• Что сделать:
1) Что, согласно цитате в начале отрывка о «Бригадире» Фонвизина, осуждалось на исчезновение и почему? Ответьте в одном-трех предложениях.
2) Продолжите отрывок о «Бригадире» Фонвизина после его последнего предложения.

«Никаких внешних авторитетов они не признавали. Религия, взгляды на природу, общество, государство — все подвергалось их беспощадной критике, все призывалось пред судилище разума и осуждалось на исчезновение, если не могло доказать своей разумности… Было решено, что до настоящего момента мир руководился одними предрассудками и все его прошлое достойно лишь сожаления и презрения».
Не станем продолжать цитирование мысли, далее говорящей об ограниченности этого всесвержения; не станем (пока что) судить и об отношении Фонвизина и к Франции вообще, и к Просвещению — нам довольно теперь неожиданной и даже забавной картинки: за болваном Иванушкой для его автора маячат мудрецы Вольтер и Дидро. Их если и не мысли, то — дух. Пусть даже истолкованный по-площадному…
Видимая неожиданность появления «Бригадира» была уже давно замечена — Достоевским в «Зимних заметках о летних впечатлениях».

• Данные:
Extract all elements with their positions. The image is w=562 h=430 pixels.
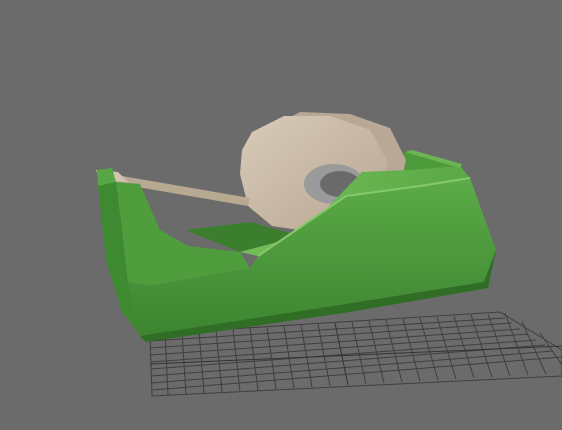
- dispenser-body: [96, 112, 496, 342]
- scene-canvas: [96, 112, 562, 397]
- 3d-viewport[interactable]: [0, 0, 562, 430]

• Ответы по заданиям:
1) Религия, взгляды на природу, общество и государство подвергались беспощадной критике и призывались на суд разума. На исчезновение осуждалось то, что не могло доказать своей разумности.

2)
Окрестив Фонвизина «по своему времени большим либералом» и причислив к тем, кто глядел в сторону Франции и жил на ее манер («таскал он всю жизнь неизвестно зачем французский кафтан», иронизирует Федор Михайлович в тогдашнем своем духе), он констатировал:
«Ну так вот, один из этих французских кафтанов и написал тогда „Бригадира“».
Отчего же так вышло? Отчего столь резко переменилось отношение Фонвизина к Франции и духу ее? Оттого ли, что, как мы уж говорили, вольтерьянские симпатии его были неглубокими и, стало быть, нестойкими?
Конечно да. Но это причина, так сказать, пассивная. Это лишь предрасположение к перемене. Что же до причины активной и главной, то с нею придется повременить — ничего не поделаешь.
Я отлично сознаю оборванность мысли. Больше того, хочу, чтобы и читатель сознавал — ради того чтобы после резче вспомнился этот обрыв, отчетливее ощутилась недоговоренность. А это «после» настанет в той части книги, когда Денис Иванович прямо и впервые встретится с Францией, с просветителями, с самим Вольтером. Тогда-то полнее и, надеюсь, глубже сможем мы взглянуть на «Бригадира».
Одним словом, пока не будем разгадывать первого парадокса комедии, только запомним его.
И перейдем ко второму.
Он вот в чем: умником на час оказывается и наикруглейший из дураков, Иванушка. Умна не голова его, умно сердце.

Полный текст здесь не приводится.